GOAL OF THE EXERCISE: Show every line of the records below that contains the word "ylabel".

(Entries taken from a collection)
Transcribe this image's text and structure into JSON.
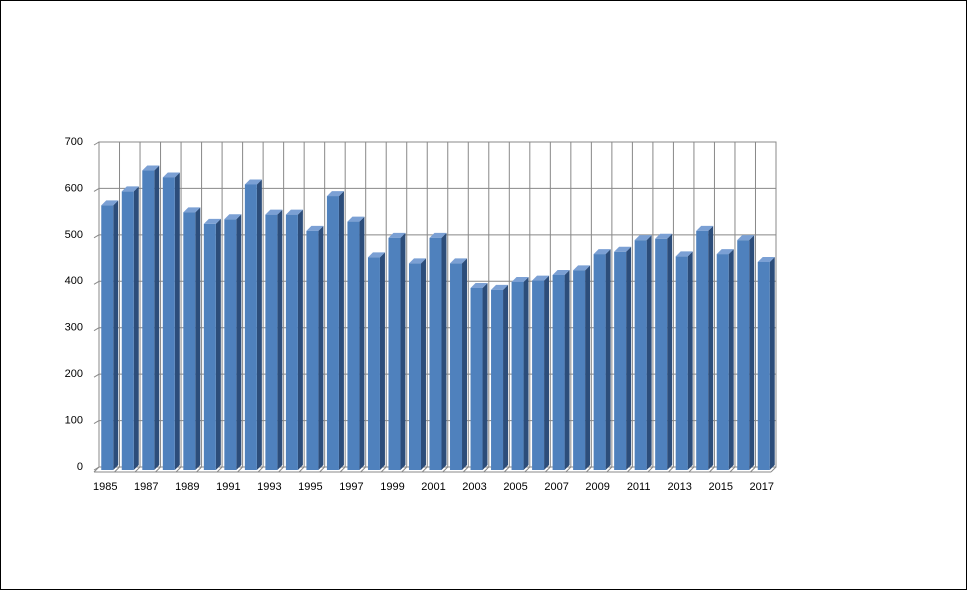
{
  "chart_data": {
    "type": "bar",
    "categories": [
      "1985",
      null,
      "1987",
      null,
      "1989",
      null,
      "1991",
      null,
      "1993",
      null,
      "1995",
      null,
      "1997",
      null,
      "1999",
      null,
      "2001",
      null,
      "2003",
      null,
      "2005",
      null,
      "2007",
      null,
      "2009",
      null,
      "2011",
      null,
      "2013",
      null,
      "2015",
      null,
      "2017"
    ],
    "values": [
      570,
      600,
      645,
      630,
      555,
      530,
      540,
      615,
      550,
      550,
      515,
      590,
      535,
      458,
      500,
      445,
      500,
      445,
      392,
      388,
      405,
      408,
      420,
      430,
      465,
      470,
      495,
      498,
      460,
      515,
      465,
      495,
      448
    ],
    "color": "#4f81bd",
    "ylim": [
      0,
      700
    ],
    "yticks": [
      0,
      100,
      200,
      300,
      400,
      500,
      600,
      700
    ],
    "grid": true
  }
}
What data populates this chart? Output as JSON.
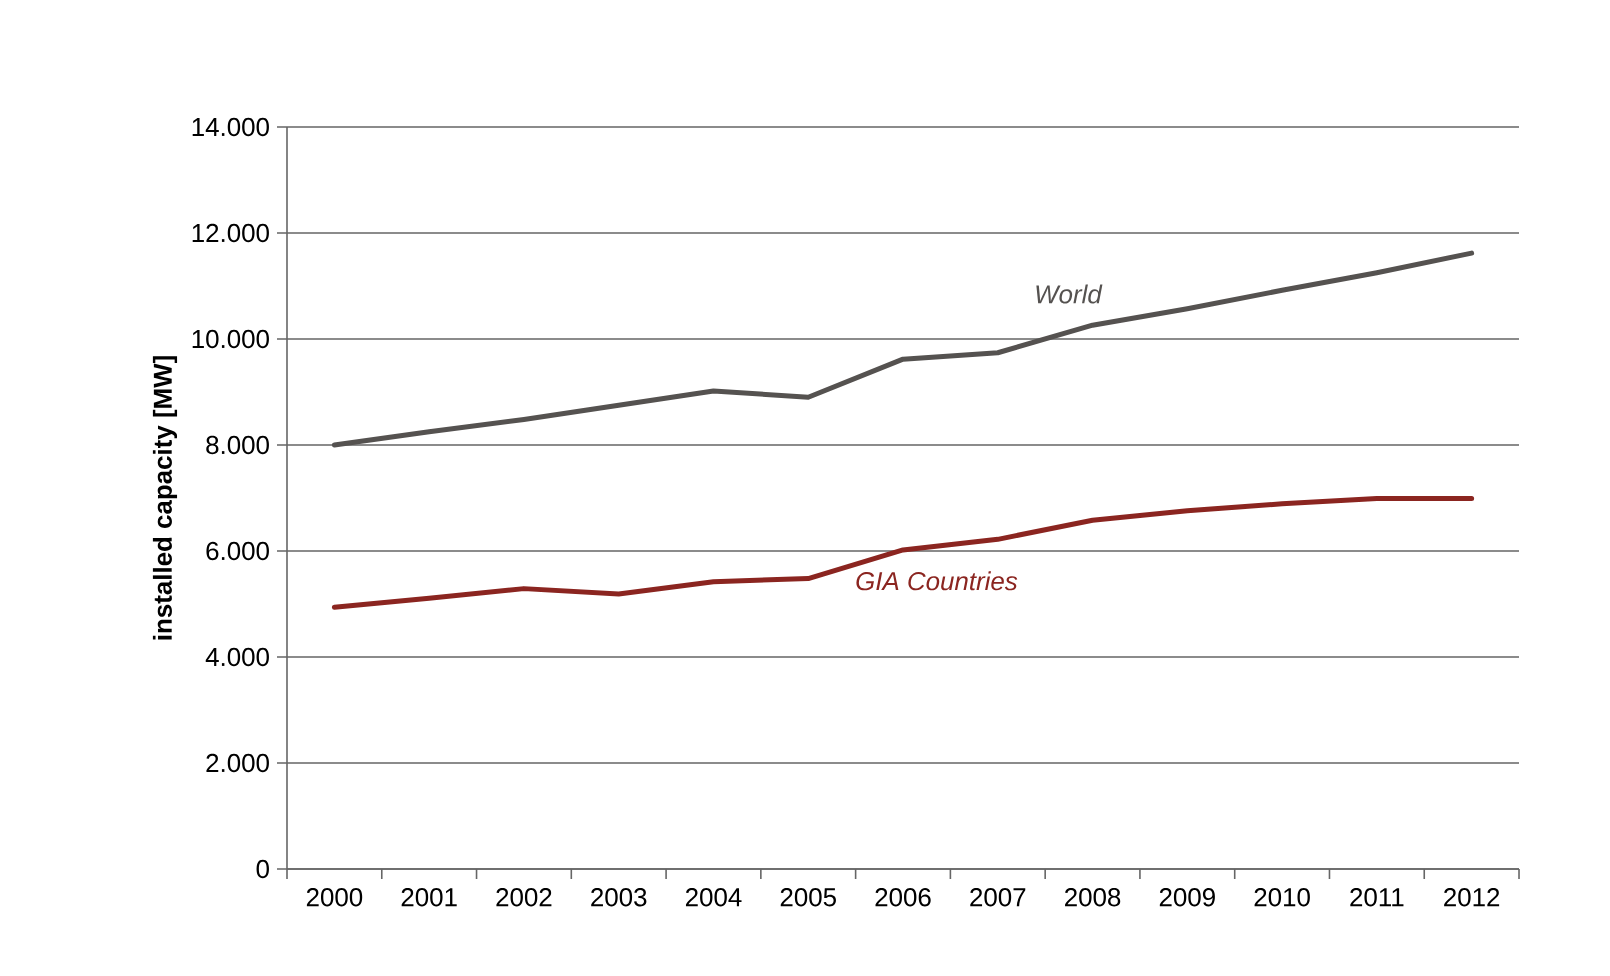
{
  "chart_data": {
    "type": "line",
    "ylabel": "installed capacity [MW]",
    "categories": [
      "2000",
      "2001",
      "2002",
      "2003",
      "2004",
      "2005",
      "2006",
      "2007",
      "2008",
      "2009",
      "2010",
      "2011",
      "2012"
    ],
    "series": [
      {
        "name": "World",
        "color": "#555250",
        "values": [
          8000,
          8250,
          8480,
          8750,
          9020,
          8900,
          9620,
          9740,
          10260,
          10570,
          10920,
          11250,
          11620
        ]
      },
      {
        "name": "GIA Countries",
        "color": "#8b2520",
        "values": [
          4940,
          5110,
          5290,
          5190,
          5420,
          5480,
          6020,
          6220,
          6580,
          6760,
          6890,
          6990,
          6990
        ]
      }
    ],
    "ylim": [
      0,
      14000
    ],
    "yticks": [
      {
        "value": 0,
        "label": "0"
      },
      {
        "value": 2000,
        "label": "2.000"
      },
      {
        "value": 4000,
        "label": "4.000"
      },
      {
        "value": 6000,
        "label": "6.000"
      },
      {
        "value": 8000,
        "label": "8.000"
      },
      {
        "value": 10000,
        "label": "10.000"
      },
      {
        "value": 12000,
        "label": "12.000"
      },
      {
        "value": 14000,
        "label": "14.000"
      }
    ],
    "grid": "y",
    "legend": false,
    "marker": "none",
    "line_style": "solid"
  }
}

--

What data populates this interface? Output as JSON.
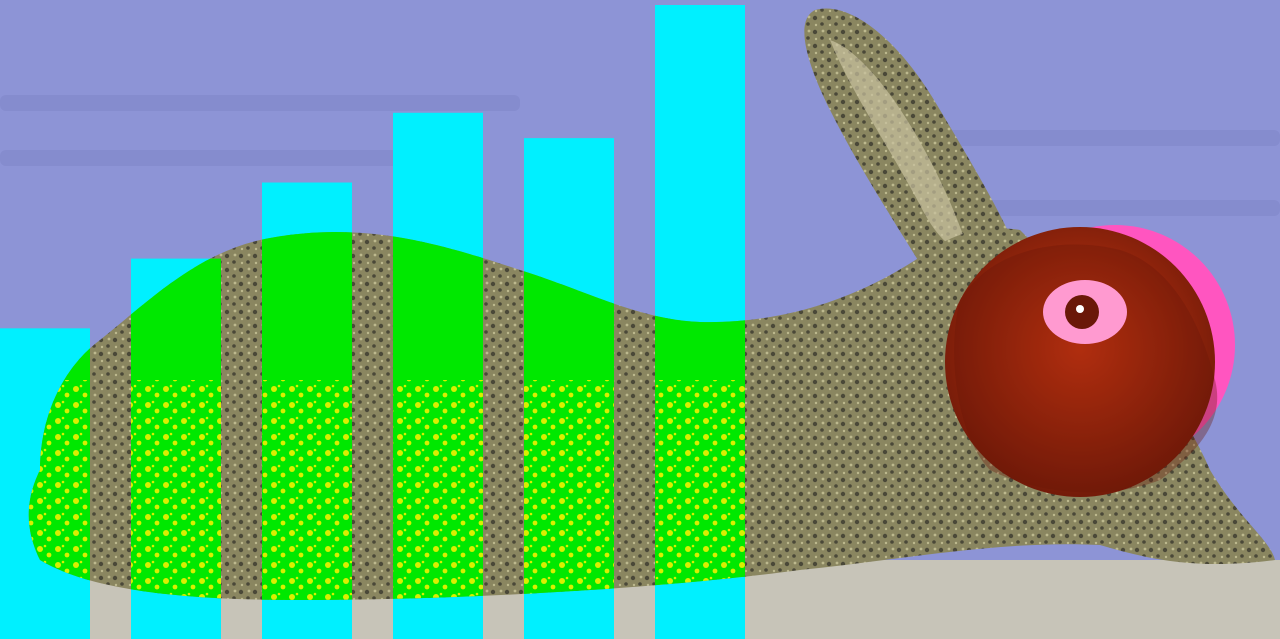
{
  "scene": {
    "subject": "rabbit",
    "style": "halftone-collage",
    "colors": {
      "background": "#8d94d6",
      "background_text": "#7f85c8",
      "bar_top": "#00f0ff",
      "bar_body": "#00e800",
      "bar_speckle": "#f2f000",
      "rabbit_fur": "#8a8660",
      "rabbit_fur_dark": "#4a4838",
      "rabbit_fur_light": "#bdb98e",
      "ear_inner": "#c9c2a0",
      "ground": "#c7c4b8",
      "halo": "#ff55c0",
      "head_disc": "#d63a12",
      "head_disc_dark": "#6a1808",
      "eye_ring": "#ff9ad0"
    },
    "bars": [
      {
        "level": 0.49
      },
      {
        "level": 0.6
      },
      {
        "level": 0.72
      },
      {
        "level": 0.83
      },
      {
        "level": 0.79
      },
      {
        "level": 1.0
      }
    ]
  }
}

---

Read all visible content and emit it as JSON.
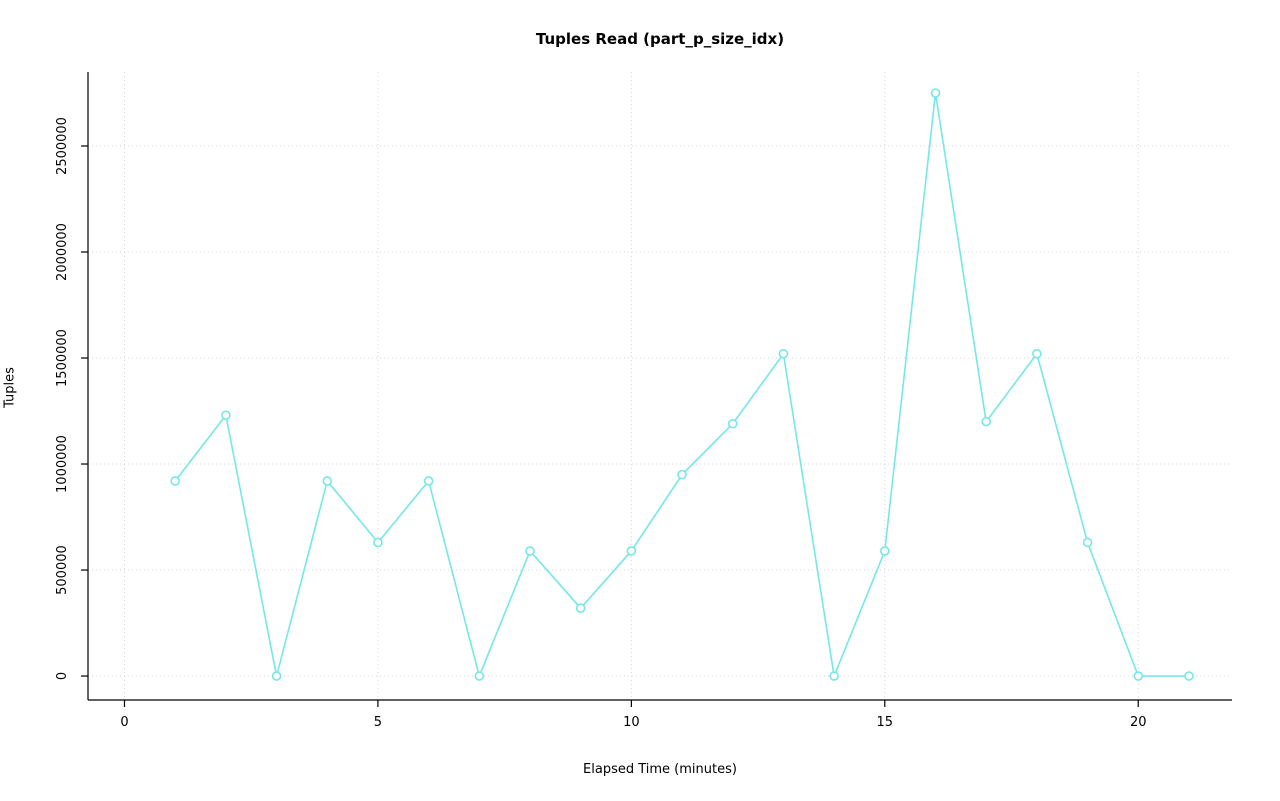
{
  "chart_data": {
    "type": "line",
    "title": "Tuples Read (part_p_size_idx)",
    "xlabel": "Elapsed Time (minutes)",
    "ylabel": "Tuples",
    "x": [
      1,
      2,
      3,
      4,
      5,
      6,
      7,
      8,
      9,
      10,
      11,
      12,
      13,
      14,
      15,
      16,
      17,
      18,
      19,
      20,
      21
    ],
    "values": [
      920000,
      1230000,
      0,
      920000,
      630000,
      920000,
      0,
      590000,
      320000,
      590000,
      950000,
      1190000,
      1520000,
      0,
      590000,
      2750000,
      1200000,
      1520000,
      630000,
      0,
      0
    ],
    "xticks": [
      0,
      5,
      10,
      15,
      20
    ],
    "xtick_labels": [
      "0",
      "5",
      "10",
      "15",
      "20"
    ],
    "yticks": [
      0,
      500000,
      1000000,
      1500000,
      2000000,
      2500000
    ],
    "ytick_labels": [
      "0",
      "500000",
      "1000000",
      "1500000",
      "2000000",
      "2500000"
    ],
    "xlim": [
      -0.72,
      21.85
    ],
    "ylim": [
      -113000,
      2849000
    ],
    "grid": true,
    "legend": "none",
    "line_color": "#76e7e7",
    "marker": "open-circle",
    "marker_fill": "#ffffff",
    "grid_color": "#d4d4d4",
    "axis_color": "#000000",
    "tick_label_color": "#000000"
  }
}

COMPLETE ANSWER:
    "ylabel": "installed capacity [MW]",
    "ylabel": "Tuples",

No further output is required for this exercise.